• _Work to complete_: Look at each line of the records and count those with "лица" in them. Please answer with the count alone.

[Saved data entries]
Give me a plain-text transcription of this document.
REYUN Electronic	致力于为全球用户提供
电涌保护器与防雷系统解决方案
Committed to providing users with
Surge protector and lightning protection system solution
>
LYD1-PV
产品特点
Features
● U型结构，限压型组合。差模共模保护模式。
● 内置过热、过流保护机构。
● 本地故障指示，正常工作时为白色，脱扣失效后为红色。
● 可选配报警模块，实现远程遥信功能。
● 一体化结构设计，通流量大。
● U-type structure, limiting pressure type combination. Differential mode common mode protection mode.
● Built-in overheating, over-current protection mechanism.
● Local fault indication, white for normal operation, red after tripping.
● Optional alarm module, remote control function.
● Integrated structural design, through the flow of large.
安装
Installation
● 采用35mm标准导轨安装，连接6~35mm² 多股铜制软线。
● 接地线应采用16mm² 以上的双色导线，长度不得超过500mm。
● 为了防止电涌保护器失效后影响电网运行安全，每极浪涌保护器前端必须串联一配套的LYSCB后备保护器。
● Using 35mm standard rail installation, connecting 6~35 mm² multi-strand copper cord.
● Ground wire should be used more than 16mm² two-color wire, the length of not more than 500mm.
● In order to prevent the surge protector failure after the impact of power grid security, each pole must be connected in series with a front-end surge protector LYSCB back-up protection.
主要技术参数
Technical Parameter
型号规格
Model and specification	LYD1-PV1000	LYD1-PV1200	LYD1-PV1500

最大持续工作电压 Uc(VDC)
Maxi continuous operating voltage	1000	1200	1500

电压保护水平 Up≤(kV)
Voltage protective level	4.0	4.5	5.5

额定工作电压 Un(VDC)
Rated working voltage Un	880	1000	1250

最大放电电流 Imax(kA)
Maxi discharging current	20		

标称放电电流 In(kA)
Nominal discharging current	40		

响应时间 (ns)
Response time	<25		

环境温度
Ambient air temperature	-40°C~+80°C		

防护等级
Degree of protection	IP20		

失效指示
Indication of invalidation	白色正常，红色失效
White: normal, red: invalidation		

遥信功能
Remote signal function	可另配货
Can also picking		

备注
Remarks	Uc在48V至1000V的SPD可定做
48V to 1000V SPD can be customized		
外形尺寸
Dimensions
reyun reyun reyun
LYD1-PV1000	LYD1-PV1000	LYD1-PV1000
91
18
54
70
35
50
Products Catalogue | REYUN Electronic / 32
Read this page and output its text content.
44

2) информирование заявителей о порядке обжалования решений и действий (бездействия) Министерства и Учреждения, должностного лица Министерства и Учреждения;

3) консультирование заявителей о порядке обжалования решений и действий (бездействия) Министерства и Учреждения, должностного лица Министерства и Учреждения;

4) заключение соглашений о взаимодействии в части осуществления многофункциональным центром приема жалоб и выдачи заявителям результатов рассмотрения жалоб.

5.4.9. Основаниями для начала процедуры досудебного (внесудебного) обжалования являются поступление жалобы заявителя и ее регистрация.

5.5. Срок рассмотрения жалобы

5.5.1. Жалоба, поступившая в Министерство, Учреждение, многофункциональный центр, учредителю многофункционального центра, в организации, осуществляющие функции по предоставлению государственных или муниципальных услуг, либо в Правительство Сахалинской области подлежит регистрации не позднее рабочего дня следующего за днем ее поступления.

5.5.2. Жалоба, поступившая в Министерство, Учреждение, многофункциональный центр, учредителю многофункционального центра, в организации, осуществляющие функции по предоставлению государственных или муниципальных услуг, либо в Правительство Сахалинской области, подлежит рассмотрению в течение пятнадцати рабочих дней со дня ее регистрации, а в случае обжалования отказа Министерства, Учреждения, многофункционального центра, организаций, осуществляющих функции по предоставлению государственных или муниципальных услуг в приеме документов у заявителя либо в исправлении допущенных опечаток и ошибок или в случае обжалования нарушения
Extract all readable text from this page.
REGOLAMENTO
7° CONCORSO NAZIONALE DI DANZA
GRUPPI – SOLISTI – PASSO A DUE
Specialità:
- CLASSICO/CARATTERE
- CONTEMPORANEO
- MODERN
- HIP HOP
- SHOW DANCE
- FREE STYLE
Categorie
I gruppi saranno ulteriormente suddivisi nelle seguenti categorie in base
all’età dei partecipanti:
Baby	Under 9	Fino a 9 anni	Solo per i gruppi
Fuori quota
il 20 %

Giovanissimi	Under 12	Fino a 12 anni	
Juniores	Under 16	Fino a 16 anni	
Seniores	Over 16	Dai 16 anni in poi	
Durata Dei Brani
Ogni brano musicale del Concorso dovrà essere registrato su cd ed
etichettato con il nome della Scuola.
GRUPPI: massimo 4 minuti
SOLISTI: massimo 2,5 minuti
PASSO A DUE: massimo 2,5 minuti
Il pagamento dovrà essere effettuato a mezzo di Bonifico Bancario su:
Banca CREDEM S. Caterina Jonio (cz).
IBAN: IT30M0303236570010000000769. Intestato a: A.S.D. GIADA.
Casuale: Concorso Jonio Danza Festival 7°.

• _Written response_: 2